-- Begin Records supplied --
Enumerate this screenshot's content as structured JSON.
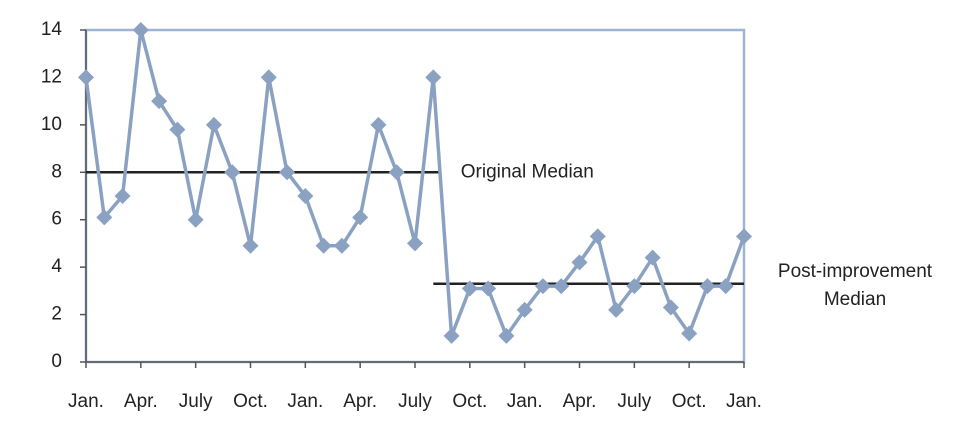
{
  "chart_data": {
    "type": "line",
    "categories": [
      "Jan.",
      null,
      null,
      "Apr.",
      null,
      null,
      "July",
      null,
      null,
      "Oct.",
      null,
      null,
      "Jan.",
      null,
      null,
      "Apr.",
      null,
      null,
      "July",
      null,
      null,
      "Oct.",
      null,
      null,
      "Jan.",
      null,
      null,
      "Apr.",
      null,
      null,
      "July",
      null,
      null,
      "Oct.",
      null,
      null,
      "Jan."
    ],
    "series": [
      {
        "color": "#8ba1c2",
        "values": [
          12,
          6.1,
          7,
          14,
          11,
          9.8,
          6,
          10,
          8,
          4.9,
          12,
          8,
          7,
          4.9,
          4.9,
          6.1,
          10,
          8,
          5,
          12,
          1.1,
          3.1,
          3.1,
          1.1,
          2.2,
          3.2,
          3.2,
          4.2,
          5.3,
          2.2,
          3.2,
          4.4,
          2.3,
          1.2,
          3.2,
          3.2,
          5.3
        ]
      }
    ],
    "ylim": [
      0,
      14
    ],
    "yticks": [
      0,
      2,
      4,
      6,
      8,
      10,
      12,
      14
    ],
    "reference_lines": [
      {
        "label_lines": [
          "Original Median"
        ],
        "value": 8,
        "span": [
          0,
          19.3
        ]
      },
      {
        "label_lines": [
          "Post-improvement",
          "Median"
        ],
        "value": 3.3,
        "span": [
          19,
          36
        ]
      }
    ]
  }
}
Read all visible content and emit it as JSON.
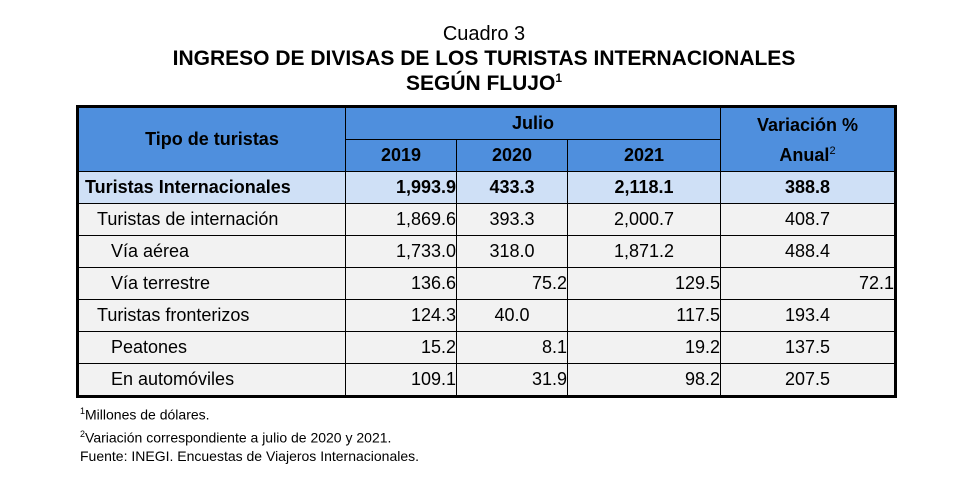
-- End Records supplied --
■ Given problem ■
Without including the pictures, reproduce all entries exactly.

■ Exercise response ■
Enumerate this screenshot's content as structured JSON.
{
  "chart_data": {
    "type": "line",
    "categories": [
      "Jan.",
      null,
      null,
      "Apr.",
      null,
      null,
      "July",
      null,
      null,
      "Oct.",
      null,
      null,
      "Jan.",
      null,
      null,
      "Apr.",
      null,
      null,
      "July",
      null,
      null,
      "Oct.",
      null,
      null,
      "Jan.",
      null,
      null,
      "Apr.",
      null,
      null,
      "July",
      null,
      null,
      "Oct.",
      null,
      null,
      "Jan."
    ],
    "series": [
      {
        "color": "#8ba1c2",
        "values": [
          12,
          6.1,
          7,
          14,
          11,
          9.8,
          6,
          10,
          8,
          4.9,
          12,
          8,
          7,
          4.9,
          4.9,
          6.1,
          10,
          8,
          5,
          12,
          1.1,
          3.1,
          3.1,
          1.1,
          2.2,
          3.2,
          3.2,
          4.2,
          5.3,
          2.2,
          3.2,
          4.4,
          2.3,
          1.2,
          3.2,
          3.2,
          5.3
        ]
      }
    ],
    "ylim": [
      0,
      14
    ],
    "yticks": [
      0,
      2,
      4,
      6,
      8,
      10,
      12,
      14
    ],
    "reference_lines": [
      {
        "label_lines": [
          "Original Median"
        ],
        "value": 8,
        "span": [
          0,
          19.3
        ]
      },
      {
        "label_lines": [
          "Post-improvement",
          "Median"
        ],
        "value": 3.3,
        "span": [
          19,
          36
        ]
      }
    ]
  }
}
Read all visible content and emit it as JSON.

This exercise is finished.